(Dataset listings of figures)
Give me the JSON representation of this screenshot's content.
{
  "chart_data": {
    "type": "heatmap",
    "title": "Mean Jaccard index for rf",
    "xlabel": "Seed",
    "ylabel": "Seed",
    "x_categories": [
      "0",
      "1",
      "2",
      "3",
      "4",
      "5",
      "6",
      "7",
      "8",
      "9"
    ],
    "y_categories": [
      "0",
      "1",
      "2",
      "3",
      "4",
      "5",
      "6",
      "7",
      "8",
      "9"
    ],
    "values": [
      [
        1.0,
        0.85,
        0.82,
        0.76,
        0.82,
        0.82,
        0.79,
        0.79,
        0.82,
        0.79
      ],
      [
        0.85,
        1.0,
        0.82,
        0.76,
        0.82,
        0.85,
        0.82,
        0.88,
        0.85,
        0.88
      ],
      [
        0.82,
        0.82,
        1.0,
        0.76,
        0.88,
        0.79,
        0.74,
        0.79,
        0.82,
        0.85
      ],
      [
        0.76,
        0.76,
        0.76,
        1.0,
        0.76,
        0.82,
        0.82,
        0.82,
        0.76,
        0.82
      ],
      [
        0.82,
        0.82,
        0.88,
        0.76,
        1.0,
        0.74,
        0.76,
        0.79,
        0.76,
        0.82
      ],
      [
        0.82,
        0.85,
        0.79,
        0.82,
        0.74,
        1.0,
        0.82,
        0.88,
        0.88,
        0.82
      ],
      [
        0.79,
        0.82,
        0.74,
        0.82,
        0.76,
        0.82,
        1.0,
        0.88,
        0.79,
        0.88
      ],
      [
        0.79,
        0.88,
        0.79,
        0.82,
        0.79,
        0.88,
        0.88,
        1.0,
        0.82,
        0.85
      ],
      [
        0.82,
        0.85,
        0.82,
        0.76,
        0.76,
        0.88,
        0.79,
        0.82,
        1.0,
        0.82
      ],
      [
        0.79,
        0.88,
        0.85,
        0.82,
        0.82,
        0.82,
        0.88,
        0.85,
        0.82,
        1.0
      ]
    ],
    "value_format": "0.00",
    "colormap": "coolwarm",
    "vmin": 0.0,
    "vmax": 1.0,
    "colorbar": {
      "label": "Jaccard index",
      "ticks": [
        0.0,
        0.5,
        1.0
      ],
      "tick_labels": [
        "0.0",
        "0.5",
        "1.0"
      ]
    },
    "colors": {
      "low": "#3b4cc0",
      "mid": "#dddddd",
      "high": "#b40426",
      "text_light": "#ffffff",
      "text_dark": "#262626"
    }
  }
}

_Written problem_
Copy every line from the records above that contains the word "index".

_The output_
    "title": "Mean Jaccard index for rf",
      "label": "Jaccard index",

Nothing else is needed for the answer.